**Assigned task**
Where a line below holds the string "rate", copy that line.
Records provided START
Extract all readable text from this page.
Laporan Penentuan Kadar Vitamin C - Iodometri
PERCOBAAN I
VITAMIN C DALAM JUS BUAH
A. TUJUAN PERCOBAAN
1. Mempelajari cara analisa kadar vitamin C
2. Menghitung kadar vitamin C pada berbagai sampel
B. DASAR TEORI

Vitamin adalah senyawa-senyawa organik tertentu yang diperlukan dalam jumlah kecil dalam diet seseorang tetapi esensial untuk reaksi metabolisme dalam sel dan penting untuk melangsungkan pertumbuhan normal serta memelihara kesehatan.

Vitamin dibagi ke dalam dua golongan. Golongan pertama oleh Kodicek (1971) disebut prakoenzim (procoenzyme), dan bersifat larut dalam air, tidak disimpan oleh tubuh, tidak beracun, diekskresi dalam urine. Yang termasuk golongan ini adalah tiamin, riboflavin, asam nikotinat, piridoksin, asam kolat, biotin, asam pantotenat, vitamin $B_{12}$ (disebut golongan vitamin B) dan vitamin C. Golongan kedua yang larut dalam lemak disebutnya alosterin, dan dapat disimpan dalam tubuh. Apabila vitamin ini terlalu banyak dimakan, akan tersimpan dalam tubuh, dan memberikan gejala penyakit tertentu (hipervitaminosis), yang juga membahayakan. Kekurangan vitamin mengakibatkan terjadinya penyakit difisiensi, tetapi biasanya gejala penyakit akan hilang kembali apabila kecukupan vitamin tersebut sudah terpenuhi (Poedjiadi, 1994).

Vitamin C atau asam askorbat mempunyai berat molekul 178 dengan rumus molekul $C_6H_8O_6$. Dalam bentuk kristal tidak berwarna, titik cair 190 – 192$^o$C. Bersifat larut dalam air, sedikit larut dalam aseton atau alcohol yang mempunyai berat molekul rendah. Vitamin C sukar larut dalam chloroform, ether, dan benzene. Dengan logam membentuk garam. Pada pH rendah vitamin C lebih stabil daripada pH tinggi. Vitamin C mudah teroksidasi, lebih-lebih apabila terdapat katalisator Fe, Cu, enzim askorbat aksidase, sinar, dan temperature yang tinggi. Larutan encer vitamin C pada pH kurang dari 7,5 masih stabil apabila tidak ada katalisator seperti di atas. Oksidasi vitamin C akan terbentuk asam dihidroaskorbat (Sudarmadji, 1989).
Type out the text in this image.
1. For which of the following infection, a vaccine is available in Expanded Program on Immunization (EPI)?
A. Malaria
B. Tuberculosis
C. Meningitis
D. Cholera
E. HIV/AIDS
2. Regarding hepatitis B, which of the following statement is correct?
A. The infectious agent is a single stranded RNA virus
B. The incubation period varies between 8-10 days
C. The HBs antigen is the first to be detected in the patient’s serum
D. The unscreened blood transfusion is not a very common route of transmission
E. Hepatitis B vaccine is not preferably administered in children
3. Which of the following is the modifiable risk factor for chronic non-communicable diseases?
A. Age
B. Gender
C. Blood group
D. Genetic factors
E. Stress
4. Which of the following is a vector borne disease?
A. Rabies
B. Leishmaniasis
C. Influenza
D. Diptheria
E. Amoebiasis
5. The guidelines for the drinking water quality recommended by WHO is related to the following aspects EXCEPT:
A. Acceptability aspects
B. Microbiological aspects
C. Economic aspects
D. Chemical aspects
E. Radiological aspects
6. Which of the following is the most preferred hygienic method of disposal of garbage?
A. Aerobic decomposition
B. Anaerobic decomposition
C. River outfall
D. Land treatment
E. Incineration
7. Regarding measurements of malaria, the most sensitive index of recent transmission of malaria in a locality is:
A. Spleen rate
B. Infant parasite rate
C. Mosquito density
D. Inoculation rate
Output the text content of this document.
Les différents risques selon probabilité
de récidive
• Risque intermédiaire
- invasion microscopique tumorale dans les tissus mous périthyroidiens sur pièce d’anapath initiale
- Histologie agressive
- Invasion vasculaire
Records provided END
**Answer to this task**
A. Spleen rate
B. Infant parasite rate
D. Inoculation rate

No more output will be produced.